[start Supplied data]
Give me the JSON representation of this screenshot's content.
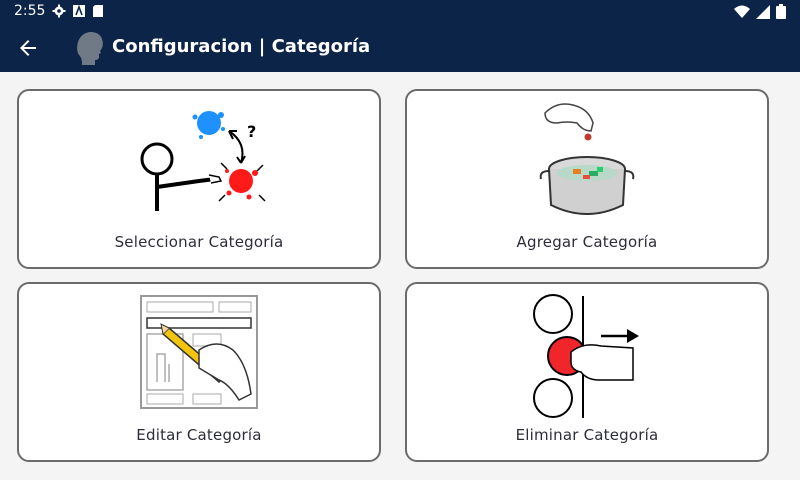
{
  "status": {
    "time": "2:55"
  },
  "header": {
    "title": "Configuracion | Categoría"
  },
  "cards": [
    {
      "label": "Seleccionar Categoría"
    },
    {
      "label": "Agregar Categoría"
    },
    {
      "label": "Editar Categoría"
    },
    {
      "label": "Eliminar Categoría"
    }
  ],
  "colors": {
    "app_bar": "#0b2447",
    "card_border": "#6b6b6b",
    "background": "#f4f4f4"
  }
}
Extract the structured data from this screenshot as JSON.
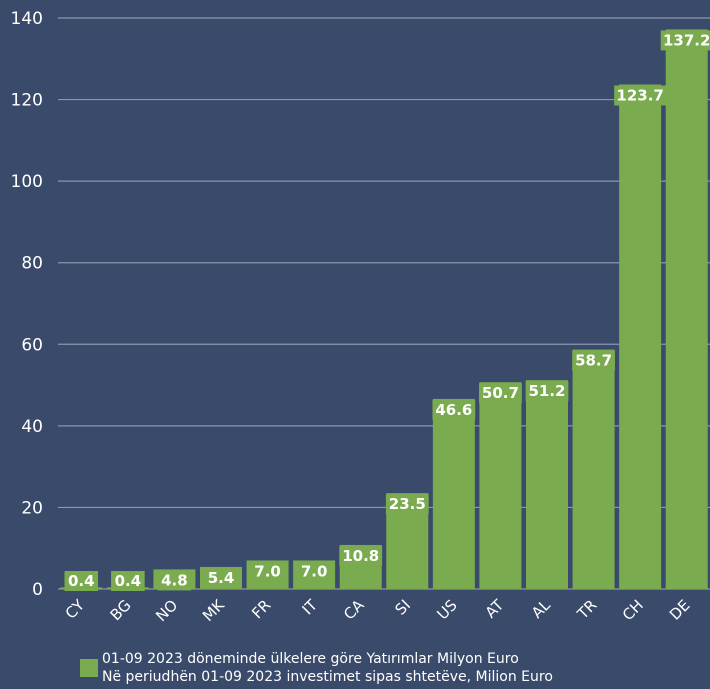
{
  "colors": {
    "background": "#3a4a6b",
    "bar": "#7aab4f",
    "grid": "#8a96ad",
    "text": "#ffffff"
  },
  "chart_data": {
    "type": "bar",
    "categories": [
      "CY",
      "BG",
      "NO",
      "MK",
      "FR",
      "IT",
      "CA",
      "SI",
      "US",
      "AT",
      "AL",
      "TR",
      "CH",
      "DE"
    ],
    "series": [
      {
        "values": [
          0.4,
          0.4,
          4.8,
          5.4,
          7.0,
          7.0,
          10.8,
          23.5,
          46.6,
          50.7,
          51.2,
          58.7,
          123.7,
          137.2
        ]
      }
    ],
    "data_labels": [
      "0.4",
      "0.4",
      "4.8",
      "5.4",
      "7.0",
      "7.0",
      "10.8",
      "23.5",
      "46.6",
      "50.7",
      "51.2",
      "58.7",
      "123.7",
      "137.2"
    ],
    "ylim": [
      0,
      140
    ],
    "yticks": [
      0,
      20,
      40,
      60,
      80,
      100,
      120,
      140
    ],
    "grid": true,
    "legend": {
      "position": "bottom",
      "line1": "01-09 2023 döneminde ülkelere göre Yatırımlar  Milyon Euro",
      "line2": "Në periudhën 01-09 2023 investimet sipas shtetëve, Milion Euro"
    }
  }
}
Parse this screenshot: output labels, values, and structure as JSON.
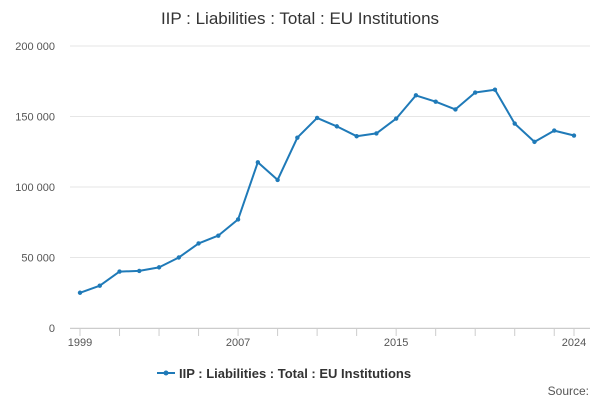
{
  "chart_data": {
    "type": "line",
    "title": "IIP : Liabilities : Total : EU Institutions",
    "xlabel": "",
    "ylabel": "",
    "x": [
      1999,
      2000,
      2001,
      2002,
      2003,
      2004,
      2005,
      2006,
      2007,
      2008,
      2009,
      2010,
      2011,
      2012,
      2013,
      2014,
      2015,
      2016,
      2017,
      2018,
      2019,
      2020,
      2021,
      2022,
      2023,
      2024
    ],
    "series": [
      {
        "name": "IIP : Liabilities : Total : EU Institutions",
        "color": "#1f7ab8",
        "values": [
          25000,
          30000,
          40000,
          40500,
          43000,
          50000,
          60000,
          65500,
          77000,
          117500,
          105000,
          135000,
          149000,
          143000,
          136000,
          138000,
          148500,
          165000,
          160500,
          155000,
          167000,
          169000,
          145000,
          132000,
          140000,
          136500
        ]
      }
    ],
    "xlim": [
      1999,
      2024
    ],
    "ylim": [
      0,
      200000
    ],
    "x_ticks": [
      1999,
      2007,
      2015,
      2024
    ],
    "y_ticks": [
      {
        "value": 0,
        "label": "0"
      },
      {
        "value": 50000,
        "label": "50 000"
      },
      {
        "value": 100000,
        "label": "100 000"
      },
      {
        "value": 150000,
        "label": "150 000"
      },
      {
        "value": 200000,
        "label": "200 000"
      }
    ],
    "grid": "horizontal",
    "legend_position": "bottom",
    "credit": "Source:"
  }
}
[end Supplied data]
Problem to solve. Print the records word for word and exclude any picture they hold.

Exercise result.
Give me the JSON representation of this screenshot's content.
{
  "status": {
    "time": "2:55"
  },
  "header": {
    "title": "Configuracion | Categoría"
  },
  "cards": [
    {
      "label": "Seleccionar Categoría"
    },
    {
      "label": "Agregar Categoría"
    },
    {
      "label": "Editar Categoría"
    },
    {
      "label": "Eliminar Categoría"
    }
  ],
  "colors": {
    "app_bar": "#0b2447",
    "card_border": "#6b6b6b",
    "background": "#f4f4f4"
  }
}
Extract the structured data from this screenshot as JSON.
{
  "colors": {
    "background": "#3a4a6b",
    "bar": "#7aab4f",
    "grid": "#8a96ad",
    "text": "#ffffff"
  },
  "chart_data": {
    "type": "bar",
    "categories": [
      "CY",
      "BG",
      "NO",
      "MK",
      "FR",
      "IT",
      "CA",
      "SI",
      "US",
      "AT",
      "AL",
      "TR",
      "CH",
      "DE"
    ],
    "series": [
      {
        "values": [
          0.4,
          0.4,
          4.8,
          5.4,
          7.0,
          7.0,
          10.8,
          23.5,
          46.6,
          50.7,
          51.2,
          58.7,
          123.7,
          137.2
        ]
      }
    ],
    "data_labels": [
      "0.4",
      "0.4",
      "4.8",
      "5.4",
      "7.0",
      "7.0",
      "10.8",
      "23.5",
      "46.6",
      "50.7",
      "51.2",
      "58.7",
      "123.7",
      "137.2"
    ],
    "ylim": [
      0,
      140
    ],
    "yticks": [
      0,
      20,
      40,
      60,
      80,
      100,
      120,
      140
    ],
    "grid": true,
    "legend": {
      "position": "bottom",
      "line1": "01-09 2023 döneminde ülkelere göre Yatırımlar  Milyon Euro",
      "line2": "Në periudhën 01-09 2023 investimet sipas shtetëve, Milion Euro"
    }
  }
}
Parse this screenshot: output labels, values, and structure as JSON.
{
  "chart_data": {
    "type": "line",
    "title": "IIP : Liabilities : Total : EU Institutions",
    "xlabel": "",
    "ylabel": "",
    "x": [
      1999,
      2000,
      2001,
      2002,
      2003,
      2004,
      2005,
      2006,
      2007,
      2008,
      2009,
      2010,
      2011,
      2012,
      2013,
      2014,
      2015,
      2016,
      2017,
      2018,
      2019,
      2020,
      2021,
      2022,
      2023,
      2024
    ],
    "series": [
      {
        "name": "IIP : Liabilities : Total : EU Institutions",
        "color": "#1f7ab8",
        "values": [
          25000,
          30000,
          40000,
          40500,
          43000,
          50000,
          60000,
          65500,
          77000,
          117500,
          105000,
          135000,
          149000,
          143000,
          136000,
          138000,
          148500,
          165000,
          160500,
          155000,
          167000,
          169000,
          145000,
          132000,
          140000,
          136500
        ]
      }
    ],
    "xlim": [
      1999,
      2024
    ],
    "ylim": [
      0,
      200000
    ],
    "x_ticks": [
      1999,
      2007,
      2015,
      2024
    ],
    "y_ticks": [
      {
        "value": 0,
        "label": "0"
      },
      {
        "value": 50000,
        "label": "50 000"
      },
      {
        "value": 100000,
        "label": "100 000"
      },
      {
        "value": 150000,
        "label": "150 000"
      },
      {
        "value": 200000,
        "label": "200 000"
      }
    ],
    "grid": "horizontal",
    "legend_position": "bottom",
    "credit": "Source:"
  }
}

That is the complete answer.